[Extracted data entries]
▬▬▬

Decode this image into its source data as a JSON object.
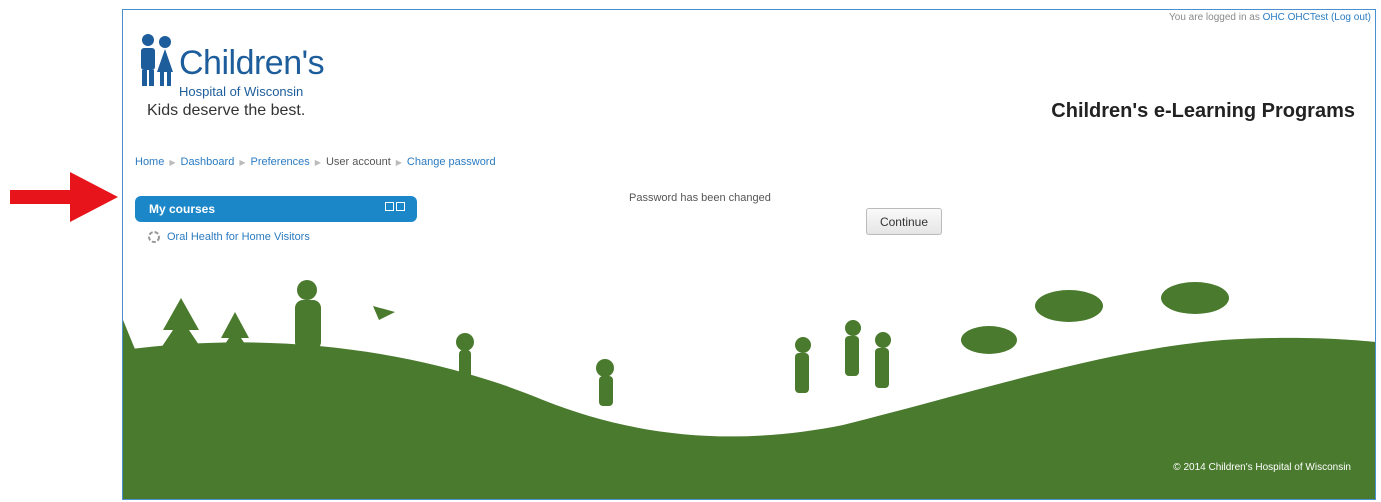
{
  "header": {
    "login_prefix": "You are logged in as ",
    "user_name": "OHC OHCTest",
    "logout_label": "(Log out)",
    "logo_title": "Children's",
    "logo_subtitle": "Hospital of Wisconsin",
    "tagline": "Kids deserve the best.",
    "site_title": "Children's e-Learning Programs"
  },
  "breadcrumb": [
    "Home",
    "Dashboard",
    "Preferences",
    "User account",
    "Change password"
  ],
  "sidebar": {
    "block_title": "My courses",
    "courses": [
      "Oral Health for Home Visitors"
    ]
  },
  "main": {
    "message": "Password has been changed",
    "continue_label": "Continue"
  },
  "footer": {
    "copyright": "© 2014 Children's Hospital of Wisconsin"
  },
  "colors": {
    "accent": "#1b87c9",
    "hill": "#4a7a2e",
    "arrow": "#e8141b"
  }
}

▬▬▬

- _EXERCISE_
For the records above, state how many lines include the string "Children", giving the number and nothing else.

- _COMPLETE RESPONSE_
3